**Arahan Tugas 1**
Berapa banyak baris dalam entri yang memuat kata "created"? Huruf besar dan kecil dibedakan; sebutkan angkanya saja.

Baru Kesepakatan Awal, RI Belum Resmi Kuasai 51 Persen Saham Freeport

Untuk bisa mencapai kesepakatan final terkait kepemilikan 51 persen saham Freeport Indonesia masih membutuhkan proses yang lama.

oleh Maulandy Rizky Bayu Kencana diperbarui 16 Jul 2018, 07:20 WIB
Diterbitkan 16 Jul 2018, 07:20 WIB
Tambang Freeport
Ilustrasi Pertambangan (Foto:Antara)

Liputan6.com, Jakarta - Penandatanganan Head of Agreement (HoA) PT Indonesia Asahan Alumunium (Inalum)-Freeport McMoran-Rio Tinto soal divestasi saham PT Freeport Indonesia (PTFI) yang dilakukan pada Kamis pekan lalu masih sebuah langkah awal untuk bisa menguasai Freeport Indonesia. Pemerintah masih harus melalui beberapa tahap lagi untuk benar-benar bisa memiliki tambang emas yang ada di Papua tersebut.

Guru Besar Hukum Internasional Fakultas Hukum Universitas Indonesia, Hikmahanto Juwana, mengatakan bahwa Inalum belum resmi memegang 51 persen saham Freeport Indonesia seperti yang banyak digembar-gemborkan.

"Belum final. Kalau yang kemarin ditandatangani belum apa-apa, masih HoA. Freeport (McMoran) dan Rio Tinto kan bilangnya non-binding agreement," ujar dia seperti ditulis Liputan6.com, Senin (16/7/2018).

Untuk bisa mencapai kesepakatan final terkait kepemilikan 51 persen saham  masih membutuhkan proses yang lama lantaran banyak faktor yang harus dicermati.  "Banyak faktor yang harus dilihat, jadi kita sabar nunggu aja," imbaunya.

Proses HoA bukanlah perjanjian yang mengindikasikan telah selesainya transaksi jual beli saham Freeport Indonesia yang berarti menandakan Indonesia lewat Inalum telah sah sebagai pemegang 51 persen sahamnya.

"Masih ada sejumlah tahap, langkah berikutnya adalah negosiasi perjanjian teknis. Bukannya tidak mungkin langkah ini gagal di tengah jalan. Suatu hal yang tentu tidak diharapkan," dia mewanti-wanti.

**Arahan Tugas 2**
Lanjutkan artikel di atas tentang divestasi saham Freeport Indonesia dari titik teks itu berakhir.

**Informasi yang Diberikan**
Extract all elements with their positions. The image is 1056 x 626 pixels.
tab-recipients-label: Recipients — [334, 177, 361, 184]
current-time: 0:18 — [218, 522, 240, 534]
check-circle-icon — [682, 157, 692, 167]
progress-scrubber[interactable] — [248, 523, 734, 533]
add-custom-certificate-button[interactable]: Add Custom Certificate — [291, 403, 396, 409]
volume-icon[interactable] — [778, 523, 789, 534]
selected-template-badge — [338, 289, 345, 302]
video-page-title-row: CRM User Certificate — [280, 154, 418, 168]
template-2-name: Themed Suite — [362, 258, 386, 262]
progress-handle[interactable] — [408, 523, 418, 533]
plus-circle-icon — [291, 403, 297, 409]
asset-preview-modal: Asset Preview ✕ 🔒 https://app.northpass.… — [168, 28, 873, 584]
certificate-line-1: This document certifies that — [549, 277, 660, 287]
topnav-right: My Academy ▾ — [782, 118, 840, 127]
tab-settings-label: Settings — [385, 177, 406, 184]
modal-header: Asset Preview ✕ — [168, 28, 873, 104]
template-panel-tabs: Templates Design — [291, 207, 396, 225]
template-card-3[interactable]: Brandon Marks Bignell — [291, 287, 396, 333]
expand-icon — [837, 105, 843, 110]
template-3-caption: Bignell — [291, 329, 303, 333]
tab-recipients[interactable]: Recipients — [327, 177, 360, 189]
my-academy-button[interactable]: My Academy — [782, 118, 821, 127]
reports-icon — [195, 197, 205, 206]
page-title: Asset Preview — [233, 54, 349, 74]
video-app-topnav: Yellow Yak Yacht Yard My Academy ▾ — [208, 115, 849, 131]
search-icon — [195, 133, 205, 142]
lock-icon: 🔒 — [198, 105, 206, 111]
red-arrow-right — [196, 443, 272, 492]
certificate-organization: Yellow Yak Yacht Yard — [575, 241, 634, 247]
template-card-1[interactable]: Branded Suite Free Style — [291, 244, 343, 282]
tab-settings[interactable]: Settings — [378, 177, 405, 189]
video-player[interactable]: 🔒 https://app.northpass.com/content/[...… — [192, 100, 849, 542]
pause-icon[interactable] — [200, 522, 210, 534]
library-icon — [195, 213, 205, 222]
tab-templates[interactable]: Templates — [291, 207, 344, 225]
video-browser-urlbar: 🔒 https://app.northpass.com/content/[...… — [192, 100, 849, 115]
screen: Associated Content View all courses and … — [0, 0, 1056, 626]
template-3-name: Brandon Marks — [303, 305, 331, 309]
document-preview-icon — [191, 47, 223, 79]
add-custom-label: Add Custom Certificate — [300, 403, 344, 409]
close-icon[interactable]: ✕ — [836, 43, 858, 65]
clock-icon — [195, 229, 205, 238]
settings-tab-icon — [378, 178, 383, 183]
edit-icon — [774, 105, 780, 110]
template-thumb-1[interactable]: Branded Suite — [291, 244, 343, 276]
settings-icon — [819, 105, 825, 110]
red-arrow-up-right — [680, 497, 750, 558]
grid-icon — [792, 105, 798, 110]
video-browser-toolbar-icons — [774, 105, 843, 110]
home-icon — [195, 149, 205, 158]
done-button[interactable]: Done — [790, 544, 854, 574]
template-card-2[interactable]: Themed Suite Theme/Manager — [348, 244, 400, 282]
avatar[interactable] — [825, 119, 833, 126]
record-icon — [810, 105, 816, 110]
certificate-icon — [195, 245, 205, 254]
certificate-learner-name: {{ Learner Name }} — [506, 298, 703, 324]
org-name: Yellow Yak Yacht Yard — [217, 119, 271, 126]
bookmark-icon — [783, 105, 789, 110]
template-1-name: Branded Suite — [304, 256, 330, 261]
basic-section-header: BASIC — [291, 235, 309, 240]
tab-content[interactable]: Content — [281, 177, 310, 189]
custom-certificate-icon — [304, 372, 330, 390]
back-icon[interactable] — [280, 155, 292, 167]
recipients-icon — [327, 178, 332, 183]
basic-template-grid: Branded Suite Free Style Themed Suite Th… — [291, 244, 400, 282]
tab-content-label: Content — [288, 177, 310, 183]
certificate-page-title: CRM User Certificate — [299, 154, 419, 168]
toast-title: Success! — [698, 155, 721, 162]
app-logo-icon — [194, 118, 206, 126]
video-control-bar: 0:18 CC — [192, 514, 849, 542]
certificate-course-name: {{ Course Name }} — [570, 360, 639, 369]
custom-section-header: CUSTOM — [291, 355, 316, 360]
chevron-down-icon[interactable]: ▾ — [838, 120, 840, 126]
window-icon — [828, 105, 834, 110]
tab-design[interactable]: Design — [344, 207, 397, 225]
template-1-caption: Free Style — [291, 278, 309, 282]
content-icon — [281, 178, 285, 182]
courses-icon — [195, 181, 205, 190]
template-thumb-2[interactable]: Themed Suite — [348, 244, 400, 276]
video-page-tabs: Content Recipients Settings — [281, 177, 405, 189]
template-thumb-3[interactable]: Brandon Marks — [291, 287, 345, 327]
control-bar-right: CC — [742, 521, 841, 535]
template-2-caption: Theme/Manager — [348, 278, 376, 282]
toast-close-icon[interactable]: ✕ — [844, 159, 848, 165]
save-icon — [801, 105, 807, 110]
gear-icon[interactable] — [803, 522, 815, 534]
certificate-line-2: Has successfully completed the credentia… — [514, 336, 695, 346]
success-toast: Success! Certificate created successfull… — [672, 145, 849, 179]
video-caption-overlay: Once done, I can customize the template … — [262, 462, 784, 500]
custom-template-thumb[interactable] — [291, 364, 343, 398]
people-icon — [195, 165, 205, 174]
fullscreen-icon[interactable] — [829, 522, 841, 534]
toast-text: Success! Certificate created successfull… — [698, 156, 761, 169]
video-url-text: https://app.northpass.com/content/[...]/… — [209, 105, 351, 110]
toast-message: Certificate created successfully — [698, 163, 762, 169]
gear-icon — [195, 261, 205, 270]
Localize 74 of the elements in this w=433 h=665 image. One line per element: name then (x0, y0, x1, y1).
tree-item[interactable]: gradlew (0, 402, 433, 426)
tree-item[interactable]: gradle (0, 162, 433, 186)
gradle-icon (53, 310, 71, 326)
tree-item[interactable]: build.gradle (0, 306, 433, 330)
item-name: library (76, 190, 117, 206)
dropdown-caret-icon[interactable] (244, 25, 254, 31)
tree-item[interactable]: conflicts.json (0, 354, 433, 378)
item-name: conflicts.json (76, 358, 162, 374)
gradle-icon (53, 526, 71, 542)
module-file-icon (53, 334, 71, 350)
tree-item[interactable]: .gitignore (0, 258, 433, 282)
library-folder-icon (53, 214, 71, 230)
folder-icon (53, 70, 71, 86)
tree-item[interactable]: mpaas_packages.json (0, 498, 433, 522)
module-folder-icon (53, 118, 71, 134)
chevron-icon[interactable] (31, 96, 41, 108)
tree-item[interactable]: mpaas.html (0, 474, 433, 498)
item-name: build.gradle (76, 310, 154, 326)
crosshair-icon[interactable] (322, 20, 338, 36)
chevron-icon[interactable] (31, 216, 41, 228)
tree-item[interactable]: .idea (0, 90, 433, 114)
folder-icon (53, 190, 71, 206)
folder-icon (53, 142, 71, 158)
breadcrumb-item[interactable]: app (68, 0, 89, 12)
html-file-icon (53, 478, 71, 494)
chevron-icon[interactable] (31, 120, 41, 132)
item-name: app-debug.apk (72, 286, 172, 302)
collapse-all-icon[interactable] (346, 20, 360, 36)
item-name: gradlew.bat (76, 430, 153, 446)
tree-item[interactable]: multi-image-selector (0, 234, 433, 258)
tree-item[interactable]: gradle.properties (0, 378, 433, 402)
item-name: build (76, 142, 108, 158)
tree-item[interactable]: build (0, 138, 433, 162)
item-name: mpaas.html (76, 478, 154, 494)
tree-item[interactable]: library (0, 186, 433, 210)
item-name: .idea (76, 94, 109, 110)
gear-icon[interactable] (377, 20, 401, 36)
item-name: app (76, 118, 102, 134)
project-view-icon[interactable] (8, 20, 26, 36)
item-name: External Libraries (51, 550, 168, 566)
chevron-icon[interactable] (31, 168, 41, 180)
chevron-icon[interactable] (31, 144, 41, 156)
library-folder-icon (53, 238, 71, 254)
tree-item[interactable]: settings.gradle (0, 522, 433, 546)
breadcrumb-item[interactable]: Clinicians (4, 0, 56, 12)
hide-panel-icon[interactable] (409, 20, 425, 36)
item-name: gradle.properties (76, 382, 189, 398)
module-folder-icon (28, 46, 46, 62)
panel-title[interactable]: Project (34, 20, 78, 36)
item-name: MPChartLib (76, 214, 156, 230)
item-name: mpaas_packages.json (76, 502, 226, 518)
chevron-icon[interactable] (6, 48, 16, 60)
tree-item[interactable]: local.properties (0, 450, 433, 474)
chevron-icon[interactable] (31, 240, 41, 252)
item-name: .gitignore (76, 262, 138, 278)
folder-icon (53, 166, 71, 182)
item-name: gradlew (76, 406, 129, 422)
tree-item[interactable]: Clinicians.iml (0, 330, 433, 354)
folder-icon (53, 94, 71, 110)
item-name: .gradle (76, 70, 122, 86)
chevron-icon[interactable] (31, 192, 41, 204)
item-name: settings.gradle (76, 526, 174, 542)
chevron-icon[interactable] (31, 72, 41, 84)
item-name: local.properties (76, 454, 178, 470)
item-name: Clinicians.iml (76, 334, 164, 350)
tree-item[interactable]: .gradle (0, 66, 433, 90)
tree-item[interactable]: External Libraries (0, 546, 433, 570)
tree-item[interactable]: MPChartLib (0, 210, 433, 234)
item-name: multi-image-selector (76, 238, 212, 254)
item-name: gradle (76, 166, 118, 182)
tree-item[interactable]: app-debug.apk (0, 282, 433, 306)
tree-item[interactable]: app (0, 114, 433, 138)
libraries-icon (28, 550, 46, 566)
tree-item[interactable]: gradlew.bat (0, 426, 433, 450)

**Jawaban 1**
3

**Jawaban 2**
Hal menarik lain yang perlu diperhatikan yakni adanya empat isu lain yang dikeluarkan oleh Rendi Witular selaku Head of Corporate Communications & Government Relationship Holding Industri Pertambangan Inalum. Salah satunya, adalah akan diadakannya perjanjian stabilisasi investasi.

"Isu ini sangat janggal bila ada dalam HoA, karena Inalum bukan pihak regulator yang menentukan besaran pajak dan royalti. Itu kan wewenang pemerintah," ungkap dia.

"Sehingga tidak seharusnya isu besaran pajak dan royalti diatur dalam HoA. Tidak mungkin Inalum memerintahkan pemerintah," tegasnya.

Saksikan Video Pilihan di Bawah Ini:

Jokowi Tuai Pujian Dunia

Saham PT Freeport
CEO PT Freeport Richard Adkerson dan Dirut Inalum Budi Gunadi Sadikin disaksikan Menkeu, Menteri ESDM, Menteri BUMN dan Menteri LHK menandatangani pengambilalihan saham 51% PT Freeport Indonesia di Jakarta, Kamis (12/7). (Liputan6.com/Angga Yuniar)

Indonesia sedang disorot dunia. Kali ini berkat langkah serius yang diambil Pemerintahan Presiden Joko Widodo untuk menguasai 51 persen saham Freeport.  

Media Singapura The Straits Times menyebut penandatangan saham Freeport yang dilakukan Indonesia sebagai 'kesepakatan monumental' (landmark deal).

"Kesepakatan monumental ini akan terlihat sebagai langkah dari administrasi Presiden Jokowi untuk menegaskan hak atas sumber daya alam negaranya," tulis The Straits Times.

Media Nikken Asia Review dari Jepang turut membahas tekad yang dimiliki Presiden Jokowi dalam urusan Freeport.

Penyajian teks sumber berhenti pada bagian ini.